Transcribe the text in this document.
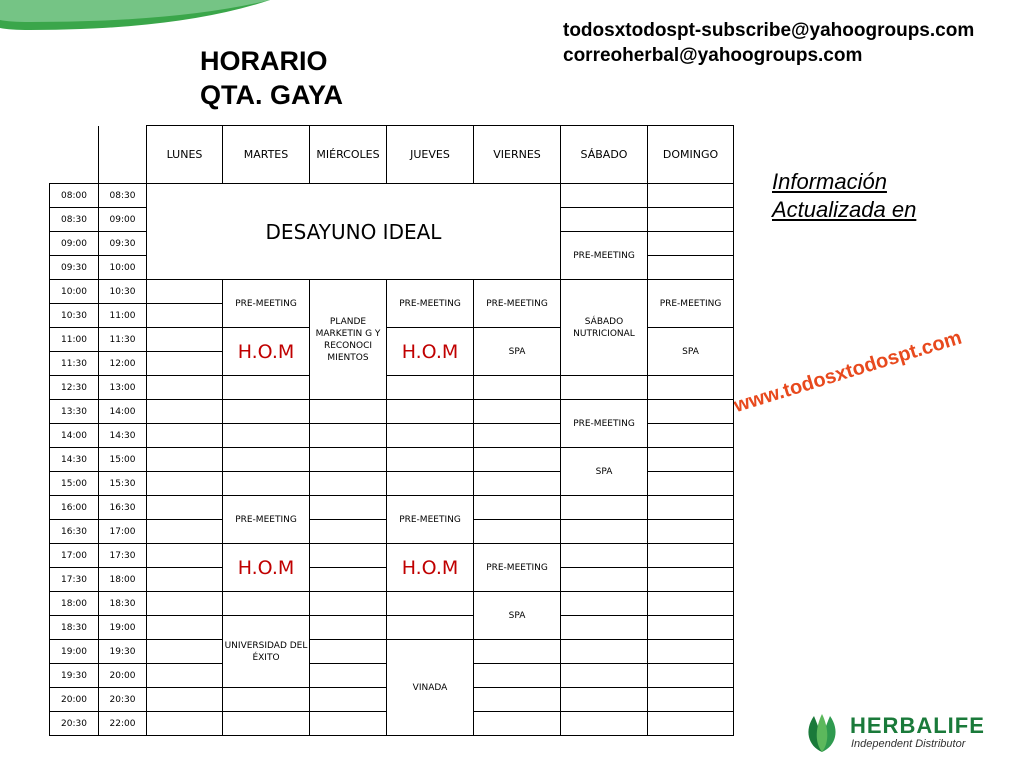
HORARIO
QTA. GAYA
todosxtodospt-subscribe@yahoogroups.com
correoherbal@yahoogroups.com
Información
Actualizada en
www.todosxtodospt.com
HERBALIFE
Independent Distributor
		LUNES	MARTES	MIÉRCOLES	JUEVES	VIERNES	SÁBADO	DOMINGO
08:00	08:30	DESAYUNO IDEAL						
08:30	09:00							
09:00	09:30						PRE-MEETING	
09:30	10:00							
10:00	10:30		PRE-MEETING	PLANDE MARKETIN G Y RECONOCI MIENTOS	PRE-MEETING	PRE-MEETING	SÁBADO NUTRICIONAL	PRE-MEETING
10:30	11:00							
11:00	11:30		H.O.M		H.O.M	SPA		SPA
11:30	12:00							
12:30	13:00							
13:30	14:00						PRE-MEETING	
14:00	14:30							
14:30	15:00						SPA	
15:00	15:30							
16:00	16:30		PRE-MEETING		PRE-MEETING			
16:30	17:00							
17:00	17:30		H.O.M		H.O.M	PRE-MEETING		
17:30	18:00							
18:00	18:30					SPA		
18:30	19:00		UNIVERSIDAD DEL ÉXITO					
19:00	19:30				VINADA			
19:30	20:00							
20:00	20:30							
20:30	22:00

> **Instructions to follow**: Return every line holding the word "MEETING" from the records.

> **Solved problem**:
09:00	09:30						PRE-MEETING	
10:00	10:30		PRE-MEETING	PLANDE MARKETIN G Y RECONOCI MIENTOS	PRE-MEETING	PRE-MEETING	SÁBADO NUTRICIONAL	PRE-MEETING
13:30	14:00						PRE-MEETING	
16:00	16:30		PRE-MEETING		PRE-MEETING			
17:00	17:30		H.O.M		H.O.M	PRE-MEETING		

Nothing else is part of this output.